◆ JOB:
Show every line below where "Období" can be found.
-- start of INPUT RECORDS --
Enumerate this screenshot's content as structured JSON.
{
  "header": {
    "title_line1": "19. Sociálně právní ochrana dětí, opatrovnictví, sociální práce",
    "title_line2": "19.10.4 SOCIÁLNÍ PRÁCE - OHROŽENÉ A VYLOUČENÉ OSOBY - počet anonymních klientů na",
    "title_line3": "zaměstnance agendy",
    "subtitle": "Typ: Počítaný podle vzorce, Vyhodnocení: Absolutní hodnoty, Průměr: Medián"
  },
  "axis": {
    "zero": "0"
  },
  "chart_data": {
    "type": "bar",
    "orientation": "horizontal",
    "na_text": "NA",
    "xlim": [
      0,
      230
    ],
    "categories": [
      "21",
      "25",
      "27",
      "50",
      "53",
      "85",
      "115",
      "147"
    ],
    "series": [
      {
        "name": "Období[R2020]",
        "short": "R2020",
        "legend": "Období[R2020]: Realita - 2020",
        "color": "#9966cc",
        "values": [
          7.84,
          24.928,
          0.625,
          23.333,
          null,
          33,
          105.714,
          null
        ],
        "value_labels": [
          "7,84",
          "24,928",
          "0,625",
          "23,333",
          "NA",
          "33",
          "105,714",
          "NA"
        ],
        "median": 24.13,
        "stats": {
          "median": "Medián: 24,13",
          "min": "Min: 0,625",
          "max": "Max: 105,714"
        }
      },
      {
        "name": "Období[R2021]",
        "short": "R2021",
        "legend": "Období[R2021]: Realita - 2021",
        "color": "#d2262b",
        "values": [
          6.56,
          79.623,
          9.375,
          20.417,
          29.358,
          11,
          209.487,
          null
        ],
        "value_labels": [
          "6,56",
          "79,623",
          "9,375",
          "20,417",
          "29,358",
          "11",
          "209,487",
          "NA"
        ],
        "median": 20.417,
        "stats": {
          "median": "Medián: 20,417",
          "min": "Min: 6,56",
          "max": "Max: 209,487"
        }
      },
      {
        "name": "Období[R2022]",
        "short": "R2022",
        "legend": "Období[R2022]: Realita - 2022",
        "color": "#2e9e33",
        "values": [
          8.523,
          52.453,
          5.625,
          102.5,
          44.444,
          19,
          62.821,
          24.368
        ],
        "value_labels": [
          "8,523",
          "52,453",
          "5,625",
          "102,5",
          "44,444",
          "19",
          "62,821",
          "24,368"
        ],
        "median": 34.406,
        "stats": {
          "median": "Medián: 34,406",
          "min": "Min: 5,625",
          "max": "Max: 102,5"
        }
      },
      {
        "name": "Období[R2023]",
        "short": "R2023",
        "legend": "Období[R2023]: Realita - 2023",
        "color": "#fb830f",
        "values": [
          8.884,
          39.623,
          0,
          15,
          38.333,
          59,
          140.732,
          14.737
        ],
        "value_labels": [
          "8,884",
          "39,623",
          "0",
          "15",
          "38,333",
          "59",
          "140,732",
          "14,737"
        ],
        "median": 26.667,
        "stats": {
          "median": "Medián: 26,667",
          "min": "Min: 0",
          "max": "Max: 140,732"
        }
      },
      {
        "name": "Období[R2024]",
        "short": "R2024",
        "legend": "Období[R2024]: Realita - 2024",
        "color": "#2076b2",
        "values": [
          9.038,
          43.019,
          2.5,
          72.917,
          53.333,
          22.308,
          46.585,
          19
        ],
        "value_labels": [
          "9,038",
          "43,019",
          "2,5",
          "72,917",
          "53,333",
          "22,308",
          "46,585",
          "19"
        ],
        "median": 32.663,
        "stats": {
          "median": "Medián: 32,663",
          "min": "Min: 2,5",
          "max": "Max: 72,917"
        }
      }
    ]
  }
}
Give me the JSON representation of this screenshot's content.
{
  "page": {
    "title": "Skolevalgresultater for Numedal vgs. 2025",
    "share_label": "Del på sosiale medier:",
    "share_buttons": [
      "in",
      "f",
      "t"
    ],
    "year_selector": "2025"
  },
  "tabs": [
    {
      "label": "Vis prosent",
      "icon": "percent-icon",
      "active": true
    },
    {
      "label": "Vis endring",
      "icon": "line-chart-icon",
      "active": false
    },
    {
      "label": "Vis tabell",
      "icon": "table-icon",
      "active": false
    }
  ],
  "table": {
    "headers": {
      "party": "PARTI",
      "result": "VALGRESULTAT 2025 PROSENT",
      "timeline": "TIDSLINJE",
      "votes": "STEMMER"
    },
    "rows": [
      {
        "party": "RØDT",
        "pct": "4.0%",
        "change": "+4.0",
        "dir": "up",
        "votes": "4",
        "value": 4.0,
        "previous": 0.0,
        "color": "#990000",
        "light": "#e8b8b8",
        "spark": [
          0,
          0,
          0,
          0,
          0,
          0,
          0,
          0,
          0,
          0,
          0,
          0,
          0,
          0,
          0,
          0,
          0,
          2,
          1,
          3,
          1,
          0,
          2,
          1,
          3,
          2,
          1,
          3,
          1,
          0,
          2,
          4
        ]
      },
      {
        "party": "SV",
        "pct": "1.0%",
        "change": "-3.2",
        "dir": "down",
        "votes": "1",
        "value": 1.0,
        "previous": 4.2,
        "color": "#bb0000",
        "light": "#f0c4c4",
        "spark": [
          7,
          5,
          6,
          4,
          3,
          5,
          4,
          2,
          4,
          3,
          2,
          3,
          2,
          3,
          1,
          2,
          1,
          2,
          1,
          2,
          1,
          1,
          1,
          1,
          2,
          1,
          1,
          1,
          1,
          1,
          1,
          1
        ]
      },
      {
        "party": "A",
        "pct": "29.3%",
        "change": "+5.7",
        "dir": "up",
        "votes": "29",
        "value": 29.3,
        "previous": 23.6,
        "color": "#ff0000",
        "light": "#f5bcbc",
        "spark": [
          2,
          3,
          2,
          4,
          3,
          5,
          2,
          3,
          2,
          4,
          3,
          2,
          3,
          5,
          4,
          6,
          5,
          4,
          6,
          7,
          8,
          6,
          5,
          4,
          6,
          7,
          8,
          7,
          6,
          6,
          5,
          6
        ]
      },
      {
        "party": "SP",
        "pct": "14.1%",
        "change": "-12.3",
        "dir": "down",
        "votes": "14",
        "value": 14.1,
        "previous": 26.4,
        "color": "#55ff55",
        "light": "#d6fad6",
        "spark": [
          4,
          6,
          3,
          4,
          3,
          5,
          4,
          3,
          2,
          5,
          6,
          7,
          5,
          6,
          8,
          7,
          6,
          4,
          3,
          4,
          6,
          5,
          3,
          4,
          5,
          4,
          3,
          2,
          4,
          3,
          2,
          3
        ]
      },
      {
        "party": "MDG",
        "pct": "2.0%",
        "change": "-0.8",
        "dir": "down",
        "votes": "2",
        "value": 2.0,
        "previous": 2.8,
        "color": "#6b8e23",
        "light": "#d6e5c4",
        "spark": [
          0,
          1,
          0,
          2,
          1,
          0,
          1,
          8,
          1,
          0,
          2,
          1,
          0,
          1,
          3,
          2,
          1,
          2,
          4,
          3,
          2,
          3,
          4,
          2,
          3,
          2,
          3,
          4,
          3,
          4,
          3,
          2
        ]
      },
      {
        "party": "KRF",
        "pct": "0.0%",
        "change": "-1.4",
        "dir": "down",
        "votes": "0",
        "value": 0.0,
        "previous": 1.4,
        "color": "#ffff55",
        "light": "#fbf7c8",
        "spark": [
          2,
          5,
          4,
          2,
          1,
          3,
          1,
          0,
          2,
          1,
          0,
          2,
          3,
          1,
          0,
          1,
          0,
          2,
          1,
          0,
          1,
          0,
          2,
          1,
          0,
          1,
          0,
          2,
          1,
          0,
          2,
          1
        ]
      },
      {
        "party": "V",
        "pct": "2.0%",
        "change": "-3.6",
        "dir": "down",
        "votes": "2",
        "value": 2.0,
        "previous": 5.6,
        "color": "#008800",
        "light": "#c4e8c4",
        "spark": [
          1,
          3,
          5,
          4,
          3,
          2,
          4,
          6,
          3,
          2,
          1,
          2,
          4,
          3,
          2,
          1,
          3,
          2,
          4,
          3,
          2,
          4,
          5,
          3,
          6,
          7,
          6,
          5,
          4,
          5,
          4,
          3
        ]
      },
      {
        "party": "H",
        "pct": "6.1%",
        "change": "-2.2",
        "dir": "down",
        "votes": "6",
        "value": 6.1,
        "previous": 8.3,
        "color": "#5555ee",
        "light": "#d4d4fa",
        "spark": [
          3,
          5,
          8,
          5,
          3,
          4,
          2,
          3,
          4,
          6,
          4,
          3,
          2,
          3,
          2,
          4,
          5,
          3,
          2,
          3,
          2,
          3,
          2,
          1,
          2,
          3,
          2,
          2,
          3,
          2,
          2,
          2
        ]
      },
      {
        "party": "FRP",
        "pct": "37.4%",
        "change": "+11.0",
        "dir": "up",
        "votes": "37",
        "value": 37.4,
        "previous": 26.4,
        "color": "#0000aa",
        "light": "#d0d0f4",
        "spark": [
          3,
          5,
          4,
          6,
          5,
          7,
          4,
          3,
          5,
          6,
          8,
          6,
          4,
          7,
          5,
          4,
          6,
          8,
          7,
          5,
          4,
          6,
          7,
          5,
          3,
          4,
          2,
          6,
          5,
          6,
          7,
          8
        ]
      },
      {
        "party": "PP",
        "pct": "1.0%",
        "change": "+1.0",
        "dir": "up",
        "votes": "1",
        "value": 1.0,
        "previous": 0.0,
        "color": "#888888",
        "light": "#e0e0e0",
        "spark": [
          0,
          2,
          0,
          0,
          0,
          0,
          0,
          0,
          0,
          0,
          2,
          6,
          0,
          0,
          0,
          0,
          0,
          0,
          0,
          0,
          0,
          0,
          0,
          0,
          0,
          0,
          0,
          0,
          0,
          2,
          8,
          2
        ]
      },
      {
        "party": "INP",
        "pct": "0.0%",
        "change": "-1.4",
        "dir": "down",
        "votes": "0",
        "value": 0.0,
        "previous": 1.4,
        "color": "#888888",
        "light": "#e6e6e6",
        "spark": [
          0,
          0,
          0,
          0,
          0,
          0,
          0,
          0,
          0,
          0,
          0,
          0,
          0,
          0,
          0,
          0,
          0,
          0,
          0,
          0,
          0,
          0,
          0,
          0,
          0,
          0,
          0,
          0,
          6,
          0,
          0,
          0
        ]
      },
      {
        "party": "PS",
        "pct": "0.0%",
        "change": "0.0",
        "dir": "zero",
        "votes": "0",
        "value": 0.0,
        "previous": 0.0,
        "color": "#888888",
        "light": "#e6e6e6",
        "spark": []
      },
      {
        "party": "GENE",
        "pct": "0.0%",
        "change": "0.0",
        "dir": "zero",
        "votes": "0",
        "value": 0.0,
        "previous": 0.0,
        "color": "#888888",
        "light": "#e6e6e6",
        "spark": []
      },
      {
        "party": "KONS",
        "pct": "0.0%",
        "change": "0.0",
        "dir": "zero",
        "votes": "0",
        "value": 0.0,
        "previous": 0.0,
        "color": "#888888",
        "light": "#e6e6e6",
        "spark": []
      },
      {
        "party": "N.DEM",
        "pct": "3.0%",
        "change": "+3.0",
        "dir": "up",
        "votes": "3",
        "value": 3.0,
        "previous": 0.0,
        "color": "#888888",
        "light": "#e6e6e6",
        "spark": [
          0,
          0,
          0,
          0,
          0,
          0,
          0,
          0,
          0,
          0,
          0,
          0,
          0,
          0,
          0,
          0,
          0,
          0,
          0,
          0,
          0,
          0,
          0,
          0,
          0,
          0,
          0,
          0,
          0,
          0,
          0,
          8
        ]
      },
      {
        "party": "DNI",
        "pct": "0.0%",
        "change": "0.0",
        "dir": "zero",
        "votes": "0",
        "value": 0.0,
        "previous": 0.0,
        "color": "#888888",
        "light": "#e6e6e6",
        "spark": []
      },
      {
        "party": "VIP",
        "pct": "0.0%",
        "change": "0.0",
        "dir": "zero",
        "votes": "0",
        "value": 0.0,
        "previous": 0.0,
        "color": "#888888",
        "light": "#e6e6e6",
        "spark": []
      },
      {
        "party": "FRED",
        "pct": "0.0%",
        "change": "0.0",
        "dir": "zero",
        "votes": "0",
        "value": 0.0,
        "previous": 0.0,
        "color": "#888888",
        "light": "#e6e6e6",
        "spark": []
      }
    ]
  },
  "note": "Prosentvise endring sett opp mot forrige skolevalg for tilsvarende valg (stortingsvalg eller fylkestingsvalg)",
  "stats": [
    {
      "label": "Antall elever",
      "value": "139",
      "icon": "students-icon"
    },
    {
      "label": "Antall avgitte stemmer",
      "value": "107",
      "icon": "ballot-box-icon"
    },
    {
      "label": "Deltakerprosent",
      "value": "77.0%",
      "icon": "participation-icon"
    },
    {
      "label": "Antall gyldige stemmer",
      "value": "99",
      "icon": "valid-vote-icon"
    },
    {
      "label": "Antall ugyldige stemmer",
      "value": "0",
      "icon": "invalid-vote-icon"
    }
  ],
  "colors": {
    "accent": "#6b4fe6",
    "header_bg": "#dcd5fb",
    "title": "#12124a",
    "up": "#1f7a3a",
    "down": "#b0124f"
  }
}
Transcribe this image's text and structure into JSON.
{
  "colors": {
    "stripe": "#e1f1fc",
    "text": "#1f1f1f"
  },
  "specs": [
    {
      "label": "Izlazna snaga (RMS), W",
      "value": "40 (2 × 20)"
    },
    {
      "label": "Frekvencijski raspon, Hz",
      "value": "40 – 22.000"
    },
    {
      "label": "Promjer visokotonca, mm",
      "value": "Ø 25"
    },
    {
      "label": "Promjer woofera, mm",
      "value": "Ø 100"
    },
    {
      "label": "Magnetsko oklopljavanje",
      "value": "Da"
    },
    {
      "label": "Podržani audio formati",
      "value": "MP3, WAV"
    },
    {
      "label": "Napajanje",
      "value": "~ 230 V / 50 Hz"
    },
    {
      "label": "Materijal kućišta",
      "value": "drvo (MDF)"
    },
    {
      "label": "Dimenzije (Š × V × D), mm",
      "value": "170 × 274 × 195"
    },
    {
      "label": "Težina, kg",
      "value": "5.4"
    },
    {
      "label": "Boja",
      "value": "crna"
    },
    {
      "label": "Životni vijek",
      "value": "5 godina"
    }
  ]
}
-- end of INPUT RECORDS --
◆ WRITTEN SOLUTION:
        "name": "Období[R2020]",
        "legend": "Období[R2020]: Realita - 2020",
        "name": "Období[R2021]",
        "legend": "Období[R2021]: Realita - 2021",
        "name": "Období[R2022]",
        "legend": "Období[R2022]: Realita - 2022",
        "name": "Období[R2023]",
        "legend": "Období[R2023]: Realita - 2023",
        "name": "Období[R2024]",
        "legend": "Období[R2024]: Realita - 2024",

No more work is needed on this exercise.